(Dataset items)
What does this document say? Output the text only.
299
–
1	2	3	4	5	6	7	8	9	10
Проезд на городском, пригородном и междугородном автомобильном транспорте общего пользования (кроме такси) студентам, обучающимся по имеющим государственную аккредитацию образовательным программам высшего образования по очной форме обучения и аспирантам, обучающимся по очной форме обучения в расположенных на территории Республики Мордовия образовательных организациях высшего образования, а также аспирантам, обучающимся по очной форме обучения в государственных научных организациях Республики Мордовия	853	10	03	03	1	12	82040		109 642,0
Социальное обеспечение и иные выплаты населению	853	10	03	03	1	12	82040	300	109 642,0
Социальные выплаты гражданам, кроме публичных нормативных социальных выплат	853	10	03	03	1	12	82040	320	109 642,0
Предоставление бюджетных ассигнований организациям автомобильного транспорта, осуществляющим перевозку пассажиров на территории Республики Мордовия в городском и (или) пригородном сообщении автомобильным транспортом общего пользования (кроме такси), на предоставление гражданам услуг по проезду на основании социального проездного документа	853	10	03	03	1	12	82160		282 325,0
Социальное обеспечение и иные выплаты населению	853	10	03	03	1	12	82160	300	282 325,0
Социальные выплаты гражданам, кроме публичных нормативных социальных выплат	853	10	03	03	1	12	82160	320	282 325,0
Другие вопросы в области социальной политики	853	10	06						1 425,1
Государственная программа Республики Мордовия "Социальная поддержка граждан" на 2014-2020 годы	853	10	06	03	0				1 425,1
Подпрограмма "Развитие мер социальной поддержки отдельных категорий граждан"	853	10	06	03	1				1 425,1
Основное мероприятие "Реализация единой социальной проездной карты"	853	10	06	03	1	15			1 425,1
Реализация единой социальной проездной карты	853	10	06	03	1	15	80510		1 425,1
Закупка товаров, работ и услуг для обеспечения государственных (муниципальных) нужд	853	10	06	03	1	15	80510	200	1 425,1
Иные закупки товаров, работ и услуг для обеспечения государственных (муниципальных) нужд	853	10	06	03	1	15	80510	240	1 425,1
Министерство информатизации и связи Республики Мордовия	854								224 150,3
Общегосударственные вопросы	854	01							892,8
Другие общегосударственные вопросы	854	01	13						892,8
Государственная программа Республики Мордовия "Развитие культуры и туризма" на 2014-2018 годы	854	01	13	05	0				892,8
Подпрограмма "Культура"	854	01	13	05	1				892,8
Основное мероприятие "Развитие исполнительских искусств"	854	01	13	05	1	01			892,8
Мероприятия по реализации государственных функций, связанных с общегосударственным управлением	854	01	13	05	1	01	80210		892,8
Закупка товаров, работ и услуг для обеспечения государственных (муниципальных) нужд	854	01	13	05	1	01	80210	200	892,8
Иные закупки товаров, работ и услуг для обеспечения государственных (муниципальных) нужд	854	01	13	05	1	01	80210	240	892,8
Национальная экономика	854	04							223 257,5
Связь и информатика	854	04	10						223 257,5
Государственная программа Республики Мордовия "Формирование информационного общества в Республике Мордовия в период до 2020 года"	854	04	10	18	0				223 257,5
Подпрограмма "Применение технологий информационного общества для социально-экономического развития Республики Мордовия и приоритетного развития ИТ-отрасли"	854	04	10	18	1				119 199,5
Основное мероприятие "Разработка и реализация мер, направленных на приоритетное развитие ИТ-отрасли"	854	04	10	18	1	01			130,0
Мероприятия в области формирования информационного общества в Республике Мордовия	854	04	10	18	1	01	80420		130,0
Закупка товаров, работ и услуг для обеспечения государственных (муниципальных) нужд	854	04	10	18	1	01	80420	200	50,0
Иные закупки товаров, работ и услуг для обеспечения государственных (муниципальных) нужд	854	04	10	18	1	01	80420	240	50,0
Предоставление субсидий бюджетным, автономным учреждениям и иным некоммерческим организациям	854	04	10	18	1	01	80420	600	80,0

• [Goal of the exercise] Pull out each record as written and restate it exactly.

• [Written solution]
What does this document say? Output the text only.
299
–
1	2	3	4	5	6	7	8	9	10
Проезд на городском, пригородном и междугородном автомобильном транспорте общего пользования (кроме такси) студентам, обучающимся по имеющим государственную аккредитацию образовательным программам высшего образования по очной форме обучения и аспирантам, обучающимся по очной форме обучения в расположенных на территории Республики Мордовия образовательных организациях высшего образования, а также аспирантам, обучающимся по очной форме обучения в государственных научных организациях Республики Мордовия	853	10	03	03	1	12	82040		109 642,0
Социальное обеспечение и иные выплаты населению	853	10	03	03	1	12	82040	300	109 642,0
Социальные выплаты гражданам, кроме публичных нормативных социальных выплат	853	10	03	03	1	12	82040	320	109 642,0
Предоставление бюджетных ассигнований организациям автомобильного транспорта, осуществляющим перевозку пассажиров на территории Республики Мордовия в городском и (или) пригородном сообщении автомобильным транспортом общего пользования (кроме такси), на предоставление гражданам услуг по проезду на основании социального проездного документа	853	10	03	03	1	12	82160		282 325,0
Социальное обеспечение и иные выплаты населению	853	10	03	03	1	12	82160	300	282 325,0
Социальные выплаты гражданам, кроме публичных нормативных социальных выплат	853	10	03	03	1	12	82160	320	282 325,0
Другие вопросы в области социальной политики	853	10	06						1 425,1
Государственная программа Республики Мордовия "Социальная поддержка граждан" на 2014-2020 годы	853	10	06	03	0				1 425,1
Подпрограмма "Развитие мер социальной поддержки отдельных категорий граждан"	853	10	06	03	1				1 425,1
Основное мероприятие "Реализация единой социальной проездной карты"	853	10	06	03	1	15			1 425,1
Реализация единой социальной проездной карты	853	10	06	03	1	15	80510		1 425,1
Закупка товаров, работ и услуг для обеспечения государственных (муниципальных) нужд	853	10	06	03	1	15	80510	200	1 425,1
Иные закупки товаров, работ и услуг для обеспечения государственных (муниципальных) нужд	853	10	06	03	1	15	80510	240	1 425,1
Министерство информатизации и связи Республики Мордовия	854								224 150,3
Общегосударственные вопросы	854	01							892,8
Другие общегосударственные вопросы	854	01	13						892,8
Государственная программа Республики Мордовия "Развитие культуры и туризма" на 2014-2018 годы	854	01	13	05	0				892,8
Подпрограмма "Культура"	854	01	13	05	1				892,8
Основное мероприятие "Развитие исполнительских искусств"	854	01	13	05	1	01			892,8
Мероприятия по реализации государственных функций, связанных с общегосударственным управлением	854	01	13	05	1	01	80210		892,8
Закупка товаров, работ и услуг для обеспечения государственных (муниципальных) нужд	854	01	13	05	1	01	80210	200	892,8
Иные закупки товаров, работ и услуг для обеспечения государственных (муниципальных) нужд	854	01	13	05	1	01	80210	240	892,8
Национальная экономика	854	04							223 257,5
Связь и информатика	854	04	10						223 257,5
Государственная программа Республики Мордовия "Формирование информационного общества в Республике Мордовия в период до 2020 года"	854	04	10	18	0				223 257,5
Подпрограмма "Применение технологий информационного общества для социально-экономического развития Республики Мордовия и приоритетного развития ИТ-отрасли"	854	04	10	18	1				119 199,5
Основное мероприятие "Разработка и реализация мер, направленных на приоритетное развитие ИТ-отрасли"	854	04	10	18	1	01			130,0
Мероприятия в области формирования информационного общества в Республике Мордовия	854	04	10	18	1	01	80420		130,0
Закупка товаров, работ и услуг для обеспечения государственных (муниципальных) нужд	854	04	10	18	1	01	80420	200	50,0
Иные закупки товаров, работ и услуг для обеспечения государственных (муниципальных) нужд	854	04	10	18	1	01	80420	240	50,0
Предоставление субсидий бюджетным, автономным учреждениям и иным некоммерческим организациям	854	04	10	18	1	01	80420	600	80,0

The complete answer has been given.